Short problem: In the entries below, find every line with "Total" and copy it.

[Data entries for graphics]
--------
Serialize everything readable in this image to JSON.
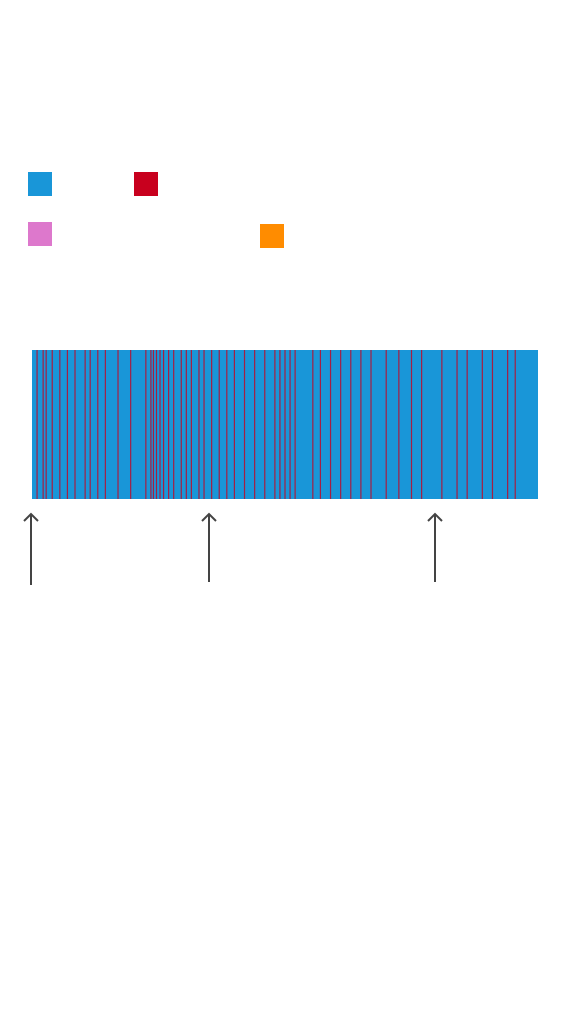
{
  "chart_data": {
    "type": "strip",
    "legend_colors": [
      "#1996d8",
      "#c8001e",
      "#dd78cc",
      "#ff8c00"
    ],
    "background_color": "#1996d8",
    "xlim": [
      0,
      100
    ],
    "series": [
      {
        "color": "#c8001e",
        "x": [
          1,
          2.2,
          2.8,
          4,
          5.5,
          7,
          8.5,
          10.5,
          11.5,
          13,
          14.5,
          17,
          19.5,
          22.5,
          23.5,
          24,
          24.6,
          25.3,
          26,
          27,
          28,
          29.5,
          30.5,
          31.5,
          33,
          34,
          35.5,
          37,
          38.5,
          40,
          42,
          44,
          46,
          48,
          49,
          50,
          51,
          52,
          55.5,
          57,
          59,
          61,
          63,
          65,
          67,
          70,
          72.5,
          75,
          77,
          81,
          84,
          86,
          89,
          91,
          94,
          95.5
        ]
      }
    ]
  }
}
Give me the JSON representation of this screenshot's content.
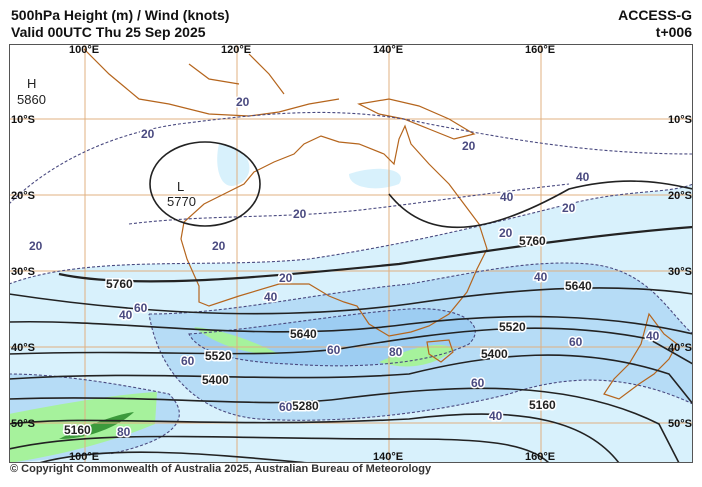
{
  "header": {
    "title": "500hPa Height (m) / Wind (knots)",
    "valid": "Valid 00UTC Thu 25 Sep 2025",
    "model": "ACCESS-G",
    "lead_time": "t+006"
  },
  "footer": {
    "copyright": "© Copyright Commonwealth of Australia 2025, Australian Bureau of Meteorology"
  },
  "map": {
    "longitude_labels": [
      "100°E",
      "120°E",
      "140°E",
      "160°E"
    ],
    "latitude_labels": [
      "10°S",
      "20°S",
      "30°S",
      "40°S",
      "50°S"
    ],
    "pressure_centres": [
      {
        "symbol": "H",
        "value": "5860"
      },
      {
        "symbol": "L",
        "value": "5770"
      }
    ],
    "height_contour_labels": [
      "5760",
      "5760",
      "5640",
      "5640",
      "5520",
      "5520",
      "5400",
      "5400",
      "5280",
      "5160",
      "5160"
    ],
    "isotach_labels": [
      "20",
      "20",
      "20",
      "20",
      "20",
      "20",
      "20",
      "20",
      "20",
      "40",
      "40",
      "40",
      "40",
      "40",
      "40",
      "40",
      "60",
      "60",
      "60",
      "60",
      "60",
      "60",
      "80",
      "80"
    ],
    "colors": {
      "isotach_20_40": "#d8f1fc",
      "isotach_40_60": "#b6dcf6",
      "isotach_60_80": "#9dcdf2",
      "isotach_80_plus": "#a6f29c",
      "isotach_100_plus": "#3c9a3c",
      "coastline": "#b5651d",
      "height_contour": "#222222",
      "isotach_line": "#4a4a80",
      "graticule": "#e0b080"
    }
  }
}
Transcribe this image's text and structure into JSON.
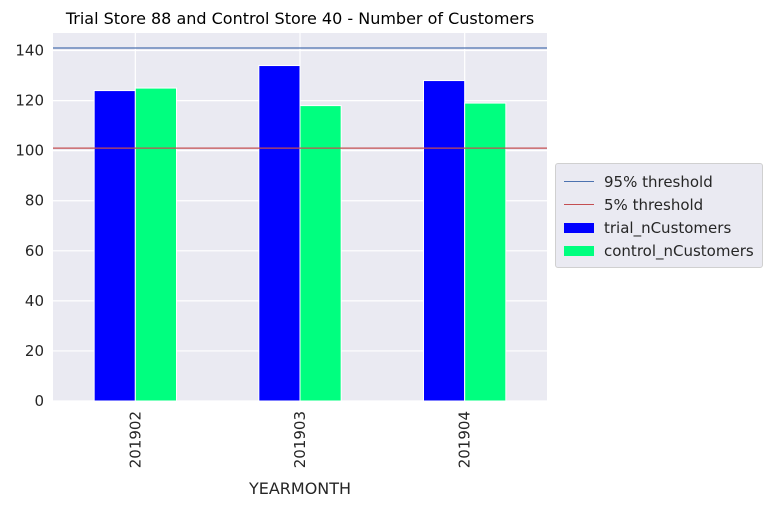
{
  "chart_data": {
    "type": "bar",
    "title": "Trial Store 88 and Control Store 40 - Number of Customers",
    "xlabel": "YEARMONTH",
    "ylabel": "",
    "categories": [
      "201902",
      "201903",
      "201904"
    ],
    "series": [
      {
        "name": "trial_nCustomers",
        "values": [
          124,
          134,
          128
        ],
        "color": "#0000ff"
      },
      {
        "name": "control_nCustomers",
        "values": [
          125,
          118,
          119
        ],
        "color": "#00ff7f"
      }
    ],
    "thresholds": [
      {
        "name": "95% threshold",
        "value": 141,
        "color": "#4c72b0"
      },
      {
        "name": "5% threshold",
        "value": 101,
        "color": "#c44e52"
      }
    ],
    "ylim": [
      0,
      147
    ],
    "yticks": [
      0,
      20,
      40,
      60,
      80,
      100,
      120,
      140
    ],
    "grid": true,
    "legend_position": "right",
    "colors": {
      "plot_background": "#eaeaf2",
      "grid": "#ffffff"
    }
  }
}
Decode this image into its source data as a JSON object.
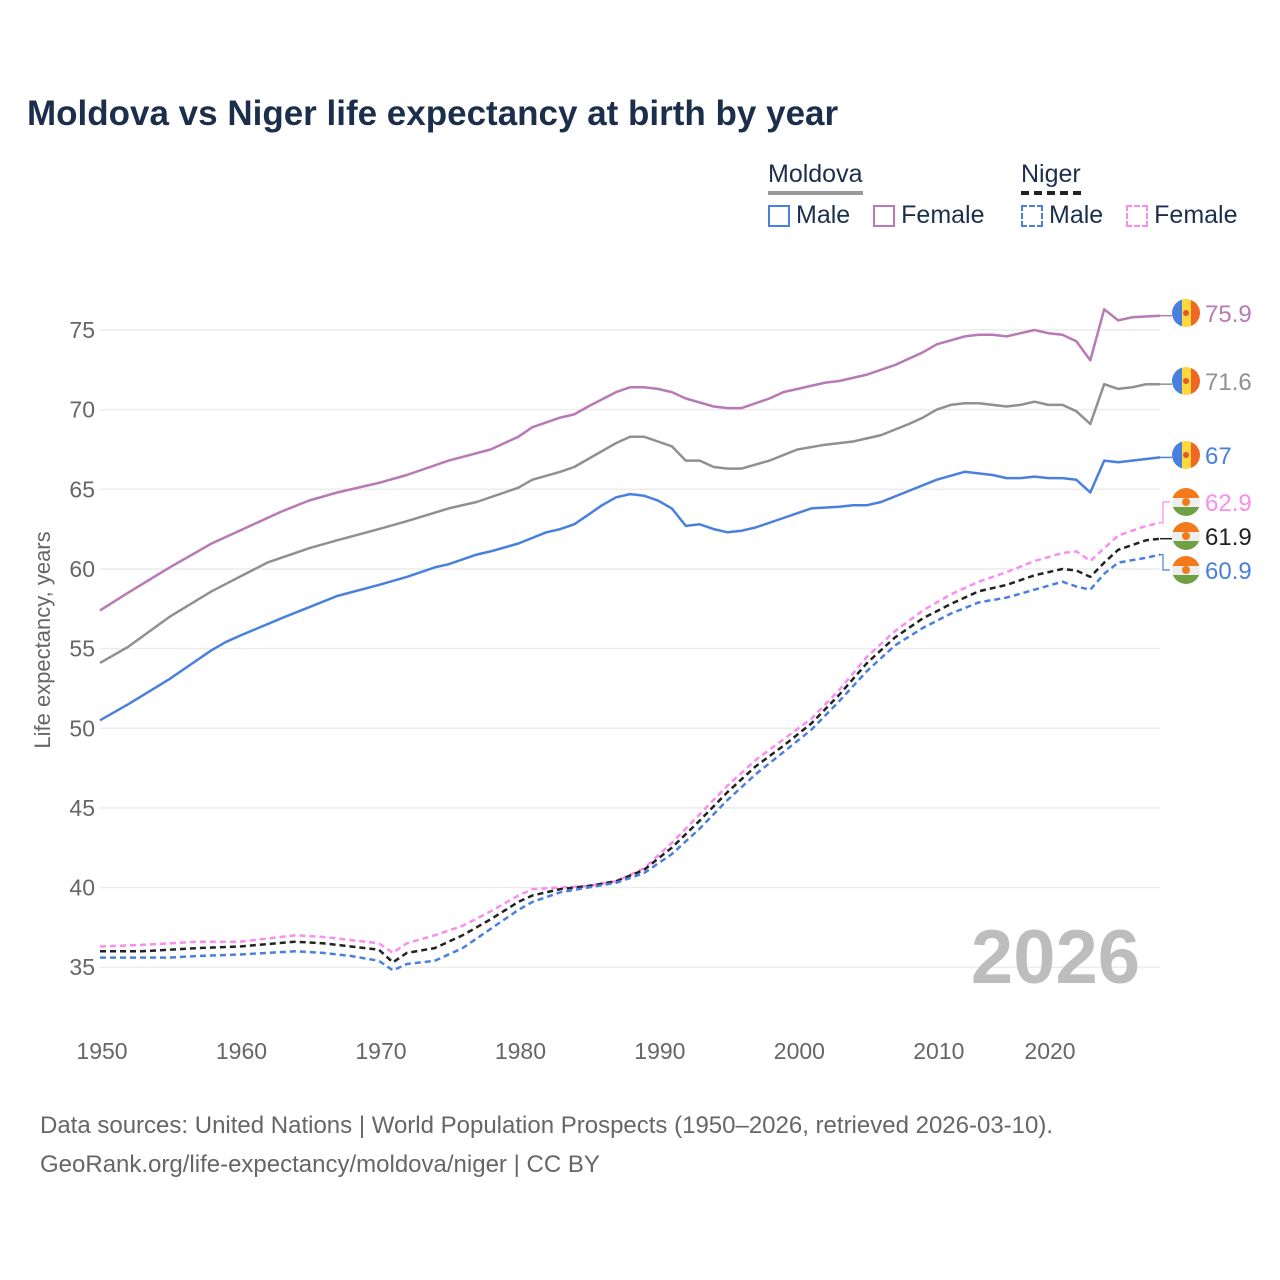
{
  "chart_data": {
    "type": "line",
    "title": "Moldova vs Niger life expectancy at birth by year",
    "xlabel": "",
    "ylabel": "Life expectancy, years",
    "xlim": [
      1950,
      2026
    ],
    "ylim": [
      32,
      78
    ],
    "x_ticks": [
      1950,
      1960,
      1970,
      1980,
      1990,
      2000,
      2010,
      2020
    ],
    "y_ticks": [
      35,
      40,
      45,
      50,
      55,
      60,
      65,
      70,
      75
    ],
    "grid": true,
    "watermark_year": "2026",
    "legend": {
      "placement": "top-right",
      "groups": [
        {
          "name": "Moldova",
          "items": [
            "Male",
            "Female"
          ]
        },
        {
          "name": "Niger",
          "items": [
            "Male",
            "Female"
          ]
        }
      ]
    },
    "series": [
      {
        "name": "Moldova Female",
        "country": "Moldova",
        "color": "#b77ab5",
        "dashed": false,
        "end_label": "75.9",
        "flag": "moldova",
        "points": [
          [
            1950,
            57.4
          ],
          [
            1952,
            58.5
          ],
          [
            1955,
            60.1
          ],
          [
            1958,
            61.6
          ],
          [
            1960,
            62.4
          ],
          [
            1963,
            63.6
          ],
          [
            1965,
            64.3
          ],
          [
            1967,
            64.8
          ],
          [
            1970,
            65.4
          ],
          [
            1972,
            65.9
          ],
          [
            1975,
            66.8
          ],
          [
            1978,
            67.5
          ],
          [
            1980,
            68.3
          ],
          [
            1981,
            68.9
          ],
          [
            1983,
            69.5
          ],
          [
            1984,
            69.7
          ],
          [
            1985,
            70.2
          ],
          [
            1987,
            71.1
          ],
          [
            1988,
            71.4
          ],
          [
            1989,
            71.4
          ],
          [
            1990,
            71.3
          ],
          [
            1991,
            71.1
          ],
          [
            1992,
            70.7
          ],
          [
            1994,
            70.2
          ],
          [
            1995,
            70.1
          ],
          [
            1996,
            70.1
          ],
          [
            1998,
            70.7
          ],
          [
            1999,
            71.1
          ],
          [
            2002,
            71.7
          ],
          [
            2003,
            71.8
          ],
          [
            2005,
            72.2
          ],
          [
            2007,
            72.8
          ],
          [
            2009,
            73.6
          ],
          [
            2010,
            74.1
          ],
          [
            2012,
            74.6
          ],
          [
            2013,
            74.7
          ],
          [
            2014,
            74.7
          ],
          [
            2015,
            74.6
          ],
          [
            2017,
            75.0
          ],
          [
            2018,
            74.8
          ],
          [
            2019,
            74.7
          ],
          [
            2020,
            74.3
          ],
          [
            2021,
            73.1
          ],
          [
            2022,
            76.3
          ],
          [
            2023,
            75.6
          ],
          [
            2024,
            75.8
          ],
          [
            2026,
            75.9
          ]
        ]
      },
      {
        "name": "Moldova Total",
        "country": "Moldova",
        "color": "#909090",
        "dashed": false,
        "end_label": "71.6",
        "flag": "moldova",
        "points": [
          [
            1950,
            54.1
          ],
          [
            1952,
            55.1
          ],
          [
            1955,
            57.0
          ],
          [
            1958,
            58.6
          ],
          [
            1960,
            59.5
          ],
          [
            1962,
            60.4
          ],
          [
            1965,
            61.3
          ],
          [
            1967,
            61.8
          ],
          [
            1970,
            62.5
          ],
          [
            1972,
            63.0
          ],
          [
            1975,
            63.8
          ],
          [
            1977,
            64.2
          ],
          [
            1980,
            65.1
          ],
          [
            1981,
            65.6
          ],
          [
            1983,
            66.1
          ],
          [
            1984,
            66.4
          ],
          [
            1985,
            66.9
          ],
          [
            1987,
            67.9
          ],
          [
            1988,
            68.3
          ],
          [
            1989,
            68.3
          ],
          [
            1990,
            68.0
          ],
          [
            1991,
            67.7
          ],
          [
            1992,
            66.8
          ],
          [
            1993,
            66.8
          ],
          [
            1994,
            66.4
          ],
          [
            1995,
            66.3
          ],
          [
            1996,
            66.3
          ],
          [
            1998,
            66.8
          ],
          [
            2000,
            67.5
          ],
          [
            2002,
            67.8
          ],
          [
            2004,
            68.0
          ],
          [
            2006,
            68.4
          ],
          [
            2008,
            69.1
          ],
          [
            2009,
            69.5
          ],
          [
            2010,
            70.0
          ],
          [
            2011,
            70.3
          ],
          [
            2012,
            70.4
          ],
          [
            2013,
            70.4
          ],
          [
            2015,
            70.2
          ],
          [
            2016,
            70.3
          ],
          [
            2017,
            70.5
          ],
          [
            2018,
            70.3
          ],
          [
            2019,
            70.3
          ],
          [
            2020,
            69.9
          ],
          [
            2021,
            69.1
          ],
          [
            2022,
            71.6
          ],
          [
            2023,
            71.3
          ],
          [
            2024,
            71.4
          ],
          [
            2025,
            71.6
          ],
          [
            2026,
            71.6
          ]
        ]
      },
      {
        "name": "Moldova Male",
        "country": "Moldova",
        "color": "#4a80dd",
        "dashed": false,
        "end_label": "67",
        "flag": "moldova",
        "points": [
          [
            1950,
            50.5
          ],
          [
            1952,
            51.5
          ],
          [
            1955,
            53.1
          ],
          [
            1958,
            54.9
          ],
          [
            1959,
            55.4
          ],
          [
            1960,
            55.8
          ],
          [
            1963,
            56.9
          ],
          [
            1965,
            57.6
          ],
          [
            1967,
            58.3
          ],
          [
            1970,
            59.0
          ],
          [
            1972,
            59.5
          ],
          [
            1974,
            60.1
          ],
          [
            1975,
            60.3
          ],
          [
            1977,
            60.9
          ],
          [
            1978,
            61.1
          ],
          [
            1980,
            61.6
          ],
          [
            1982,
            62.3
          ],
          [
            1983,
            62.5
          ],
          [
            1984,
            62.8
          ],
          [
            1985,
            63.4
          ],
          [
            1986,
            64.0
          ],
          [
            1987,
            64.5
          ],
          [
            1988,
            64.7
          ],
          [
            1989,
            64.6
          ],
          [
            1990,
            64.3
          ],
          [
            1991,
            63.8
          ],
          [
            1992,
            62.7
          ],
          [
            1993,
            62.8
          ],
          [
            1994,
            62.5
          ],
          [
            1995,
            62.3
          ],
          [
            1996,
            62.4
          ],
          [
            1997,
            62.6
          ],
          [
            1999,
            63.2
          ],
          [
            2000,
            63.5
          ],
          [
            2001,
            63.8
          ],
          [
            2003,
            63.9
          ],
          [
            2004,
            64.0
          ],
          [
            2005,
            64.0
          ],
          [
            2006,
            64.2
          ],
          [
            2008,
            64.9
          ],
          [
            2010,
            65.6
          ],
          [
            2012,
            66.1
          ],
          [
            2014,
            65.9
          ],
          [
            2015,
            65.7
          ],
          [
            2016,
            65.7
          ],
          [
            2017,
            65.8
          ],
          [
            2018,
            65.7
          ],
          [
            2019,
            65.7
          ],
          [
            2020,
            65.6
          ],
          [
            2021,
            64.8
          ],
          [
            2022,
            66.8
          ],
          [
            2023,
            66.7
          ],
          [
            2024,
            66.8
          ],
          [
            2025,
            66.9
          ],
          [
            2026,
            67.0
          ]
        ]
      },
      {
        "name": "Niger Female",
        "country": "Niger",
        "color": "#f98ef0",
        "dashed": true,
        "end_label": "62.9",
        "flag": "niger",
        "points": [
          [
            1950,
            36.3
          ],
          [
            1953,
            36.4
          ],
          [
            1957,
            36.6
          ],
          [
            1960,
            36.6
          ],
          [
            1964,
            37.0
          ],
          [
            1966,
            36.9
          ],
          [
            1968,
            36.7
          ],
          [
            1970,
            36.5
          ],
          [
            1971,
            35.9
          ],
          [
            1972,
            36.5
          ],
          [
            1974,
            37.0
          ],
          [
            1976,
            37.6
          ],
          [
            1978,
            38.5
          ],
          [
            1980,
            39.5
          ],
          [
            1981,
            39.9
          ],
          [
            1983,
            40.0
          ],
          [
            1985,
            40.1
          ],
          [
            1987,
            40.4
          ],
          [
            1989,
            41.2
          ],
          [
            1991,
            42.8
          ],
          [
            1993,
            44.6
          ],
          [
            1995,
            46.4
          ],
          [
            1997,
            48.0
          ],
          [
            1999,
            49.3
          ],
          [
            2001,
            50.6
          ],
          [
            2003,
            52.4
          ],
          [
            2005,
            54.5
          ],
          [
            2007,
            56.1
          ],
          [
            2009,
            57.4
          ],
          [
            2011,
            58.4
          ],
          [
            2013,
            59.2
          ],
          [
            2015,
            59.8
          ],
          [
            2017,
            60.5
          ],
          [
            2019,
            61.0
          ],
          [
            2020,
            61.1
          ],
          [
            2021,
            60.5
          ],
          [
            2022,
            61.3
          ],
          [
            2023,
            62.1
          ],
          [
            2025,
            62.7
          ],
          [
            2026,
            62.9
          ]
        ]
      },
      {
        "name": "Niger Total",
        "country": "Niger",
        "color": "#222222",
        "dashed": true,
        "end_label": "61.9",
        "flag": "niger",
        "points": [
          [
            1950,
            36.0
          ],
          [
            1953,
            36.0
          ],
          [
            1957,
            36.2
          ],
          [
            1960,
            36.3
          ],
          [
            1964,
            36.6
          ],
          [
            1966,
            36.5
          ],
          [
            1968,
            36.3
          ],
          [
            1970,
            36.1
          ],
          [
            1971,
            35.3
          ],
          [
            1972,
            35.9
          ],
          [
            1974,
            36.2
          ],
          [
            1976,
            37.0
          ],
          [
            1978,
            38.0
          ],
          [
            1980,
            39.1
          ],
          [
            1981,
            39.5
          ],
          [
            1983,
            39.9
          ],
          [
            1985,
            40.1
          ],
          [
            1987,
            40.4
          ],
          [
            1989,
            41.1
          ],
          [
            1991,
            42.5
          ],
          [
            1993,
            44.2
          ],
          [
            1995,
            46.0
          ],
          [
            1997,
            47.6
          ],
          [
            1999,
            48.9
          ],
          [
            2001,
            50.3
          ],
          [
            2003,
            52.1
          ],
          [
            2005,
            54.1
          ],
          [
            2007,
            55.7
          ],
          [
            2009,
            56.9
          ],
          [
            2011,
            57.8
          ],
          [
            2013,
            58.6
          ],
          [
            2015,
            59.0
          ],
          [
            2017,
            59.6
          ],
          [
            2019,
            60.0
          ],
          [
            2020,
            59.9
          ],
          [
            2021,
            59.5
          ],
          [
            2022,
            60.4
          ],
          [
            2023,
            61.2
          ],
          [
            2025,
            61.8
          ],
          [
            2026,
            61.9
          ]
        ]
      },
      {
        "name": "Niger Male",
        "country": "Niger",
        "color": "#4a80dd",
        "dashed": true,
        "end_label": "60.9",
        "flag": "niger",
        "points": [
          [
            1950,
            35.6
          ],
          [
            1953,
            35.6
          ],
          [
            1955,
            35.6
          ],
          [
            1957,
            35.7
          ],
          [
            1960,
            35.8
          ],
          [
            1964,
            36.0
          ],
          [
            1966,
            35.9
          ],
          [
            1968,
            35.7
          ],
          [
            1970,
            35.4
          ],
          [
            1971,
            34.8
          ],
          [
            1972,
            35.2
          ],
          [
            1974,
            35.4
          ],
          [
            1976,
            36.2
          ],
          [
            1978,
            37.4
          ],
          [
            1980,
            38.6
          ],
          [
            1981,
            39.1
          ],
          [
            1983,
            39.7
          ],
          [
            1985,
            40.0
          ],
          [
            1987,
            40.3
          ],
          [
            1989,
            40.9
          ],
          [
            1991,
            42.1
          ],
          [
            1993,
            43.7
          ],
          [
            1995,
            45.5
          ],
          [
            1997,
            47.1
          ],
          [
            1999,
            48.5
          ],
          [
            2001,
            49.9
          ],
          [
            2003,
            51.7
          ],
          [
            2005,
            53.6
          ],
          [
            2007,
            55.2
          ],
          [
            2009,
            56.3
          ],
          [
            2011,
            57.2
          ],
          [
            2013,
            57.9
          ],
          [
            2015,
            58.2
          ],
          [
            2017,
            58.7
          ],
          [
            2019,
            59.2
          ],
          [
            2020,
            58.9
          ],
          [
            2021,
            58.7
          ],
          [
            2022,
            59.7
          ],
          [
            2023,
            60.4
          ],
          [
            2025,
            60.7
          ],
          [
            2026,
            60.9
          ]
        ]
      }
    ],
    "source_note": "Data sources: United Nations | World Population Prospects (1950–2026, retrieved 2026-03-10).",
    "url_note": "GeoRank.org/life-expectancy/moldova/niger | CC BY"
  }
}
--------
Completed exercise:
        "name": "Moldova Total",
        "name": "Niger Total",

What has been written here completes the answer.